#### TEXT
Associations of the Expression Levels and Risk Variants of CDKN2B-AS1 Long Noncoding RNA With the Susceptibility and Progression of Prostate Cancer.

作者信息

Tung Min-Che, Lin Chia-Yen, Wen Yu-Ching, Chang Lun-Ching, Yang Shun-Fa, Chien Ming-Hsien

机构信息

Division of Urology, Department of Surgery, Tungs' Taichung Metro Harbor Hospital, Taichung, Taiwan.

Graduate Institute of Clinical Medicine, College of Medicine, Taipei Medical University, Taipei, Taiwan.

出版信息

J Cell Mol Med. 2024 Dec;28(23):e70264. doi: 10.1111/jcmm.70264.

Abstract

Genetic variants of deregulated long noncoding RNAs (lncRNAs) have been implicated in tumorigenesis, cancer progression and cancer recurrence. Single-nucleotide polymorphisms (SNPs) of the lncRNA cyclin-dependent kinase inhibitor 2B antisense RNA 1 (CDKN2B-AS1) have been associated with the risk and progression of various cancers; however, their role in prostate cancer (PCa) remains underexplored. In this case-control study, we investigated the associations of CDKN2B-AS1 expression levels and variants with PCa risk and progression. For this, five SNPs of CDKN2B-AS1-rs564398, rs1333048, rs1537373, rs2151280 and rs8181047-were genotyped using a TaqMan allelic discrimination assay; data were collected from 695 patients with PCa and 695 healthy controls. Our findings revealed that, under a dominant model, patients with PCa carrying at least one minor C allele of rs1333048 exhibited an increased risk of developing tumours with high Gleason grades; this risk was particularly high in patients without biochemical recurrence. Data from the Genotype-Tissue Expression database indicated upregulated CDKN2B-AS1 expression in the prostates of individuals carrying the polymorphic C allele of rs1333048. Genotype screening of rs1333048 in PCa cell lines showed that cells with at least one minor C allele had higher CDKN2B-AS1 levels than those with the AA genotype. Furthermore, data from The Cancer Genome Atlas indicated that higher CDKN2B-AS1 levels in PCa tissues were correlated with larger tumour sizes (T3 + T4), more lymph node metastasis (N1), higher Gleason scores and shorter progression-free survival. In conclusion, the polymorphic variants of CDKN2B-AS1 at rs1333048 may modulate CDKN2B-AS1 expression, thus accelerating PCa progression.
########
#### SOURCE DATA
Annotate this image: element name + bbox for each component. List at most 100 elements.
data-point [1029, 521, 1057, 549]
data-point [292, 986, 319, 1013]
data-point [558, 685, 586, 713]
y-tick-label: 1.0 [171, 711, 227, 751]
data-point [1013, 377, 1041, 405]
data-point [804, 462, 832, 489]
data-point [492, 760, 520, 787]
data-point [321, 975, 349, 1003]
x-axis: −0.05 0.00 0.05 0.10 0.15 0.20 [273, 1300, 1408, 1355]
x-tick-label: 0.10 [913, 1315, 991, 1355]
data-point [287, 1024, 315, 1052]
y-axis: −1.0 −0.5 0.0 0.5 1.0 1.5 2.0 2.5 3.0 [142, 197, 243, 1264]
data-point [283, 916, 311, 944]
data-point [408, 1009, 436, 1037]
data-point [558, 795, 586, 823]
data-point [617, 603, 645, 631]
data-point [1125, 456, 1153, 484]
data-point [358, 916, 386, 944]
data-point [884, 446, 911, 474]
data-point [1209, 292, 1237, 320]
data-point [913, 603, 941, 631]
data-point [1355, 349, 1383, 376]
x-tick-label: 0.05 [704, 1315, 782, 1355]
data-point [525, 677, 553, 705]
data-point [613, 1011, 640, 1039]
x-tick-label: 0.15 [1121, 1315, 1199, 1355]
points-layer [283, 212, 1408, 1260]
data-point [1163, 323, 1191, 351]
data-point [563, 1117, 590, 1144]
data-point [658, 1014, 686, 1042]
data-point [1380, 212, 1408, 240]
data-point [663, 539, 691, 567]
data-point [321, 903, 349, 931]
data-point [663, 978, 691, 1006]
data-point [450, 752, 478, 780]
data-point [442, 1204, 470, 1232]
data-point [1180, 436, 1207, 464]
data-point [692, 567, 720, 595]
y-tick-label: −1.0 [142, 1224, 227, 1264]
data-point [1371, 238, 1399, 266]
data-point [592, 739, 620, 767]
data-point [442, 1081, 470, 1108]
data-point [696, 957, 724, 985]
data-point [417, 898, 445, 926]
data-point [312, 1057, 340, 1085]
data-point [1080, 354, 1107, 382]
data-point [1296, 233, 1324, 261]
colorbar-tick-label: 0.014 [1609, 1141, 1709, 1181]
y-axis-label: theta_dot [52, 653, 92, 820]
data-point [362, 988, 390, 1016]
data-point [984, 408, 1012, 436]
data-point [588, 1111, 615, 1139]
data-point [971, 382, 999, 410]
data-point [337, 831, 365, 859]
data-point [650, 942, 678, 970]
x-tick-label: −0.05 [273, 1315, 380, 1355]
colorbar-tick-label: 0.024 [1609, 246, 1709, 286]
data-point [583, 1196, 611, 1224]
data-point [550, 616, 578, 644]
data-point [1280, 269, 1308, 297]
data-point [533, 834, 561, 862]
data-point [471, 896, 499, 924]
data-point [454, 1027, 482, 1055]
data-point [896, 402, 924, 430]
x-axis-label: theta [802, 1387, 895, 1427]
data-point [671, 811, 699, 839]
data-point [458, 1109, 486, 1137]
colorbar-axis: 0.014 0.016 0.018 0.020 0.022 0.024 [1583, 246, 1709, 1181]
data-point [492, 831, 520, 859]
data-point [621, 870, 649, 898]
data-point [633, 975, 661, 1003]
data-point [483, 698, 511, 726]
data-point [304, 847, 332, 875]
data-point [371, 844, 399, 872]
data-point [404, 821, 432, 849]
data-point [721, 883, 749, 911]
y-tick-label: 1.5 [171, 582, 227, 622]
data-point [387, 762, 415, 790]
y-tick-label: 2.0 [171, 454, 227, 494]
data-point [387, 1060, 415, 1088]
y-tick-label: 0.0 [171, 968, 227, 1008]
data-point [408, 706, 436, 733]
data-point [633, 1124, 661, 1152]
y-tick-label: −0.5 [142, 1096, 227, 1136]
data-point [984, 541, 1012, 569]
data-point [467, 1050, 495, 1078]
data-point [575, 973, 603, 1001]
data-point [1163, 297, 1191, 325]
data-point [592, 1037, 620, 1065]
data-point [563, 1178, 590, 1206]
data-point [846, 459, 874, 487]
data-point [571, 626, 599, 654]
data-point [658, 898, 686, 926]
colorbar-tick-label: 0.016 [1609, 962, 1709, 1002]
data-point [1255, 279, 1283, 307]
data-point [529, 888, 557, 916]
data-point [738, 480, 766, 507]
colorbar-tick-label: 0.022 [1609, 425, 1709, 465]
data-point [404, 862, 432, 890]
########
**EXERCISE 1:** Give every SNP of CDKN2B-AS1 that the prostate cancer abstract reports as genotyped.
**EXERCISE 2:** Condense the paragraph of the prostate cancer abstract that opens "Genetic variants of deregulated long noncoding RNAs" into a bulleted list of its main facts.

**PROBLEM SOLUTION 1:** rs564398, rs1333048, rs1537373, rs2151280, rs8181047

**PROBLEM SOLUTION 2:**
- SNPs of the lncRNA CDKN2B-AS1 have been linked to the risk and progression of various cancers, but their role in prostate cancer (PCa) remains underexplored.
- This case-control study genotyped five CDKN2B-AS1 SNPs (rs564398, rs1333048, rs1537373, rs2151280, rs8181047) with a TaqMan allelic discrimination assay in 695 PCa patients and 695 healthy controls.
- Under a dominant model, PCa patients carrying at least one minor C allele of rs1333048 had a higher risk of high-Gleason-grade tumours. This risk was especially high in patients without biochemical recurrence.
- Genotype-Tissue Expression data showed higher CDKN2B-AS1 expression in the prostates of carriers of the rs1333048 C allele.
- PCa cell lines with at least one minor C allele had higher CDKN2B-AS1 levels than those with the AA genotype.
- The Cancer Genome Atlas data linked higher CDKN2B-AS1 levels in PCa tissues to:
  - larger tumours (T3 + T4)
  - more lymph node metastasis (N1)
  - higher Gleason scores
  - shorter progression-free survival
- Conclusion: variants at rs1333048 may modulate CDKN2B-AS1 expression and thereby accelerate PCa progression.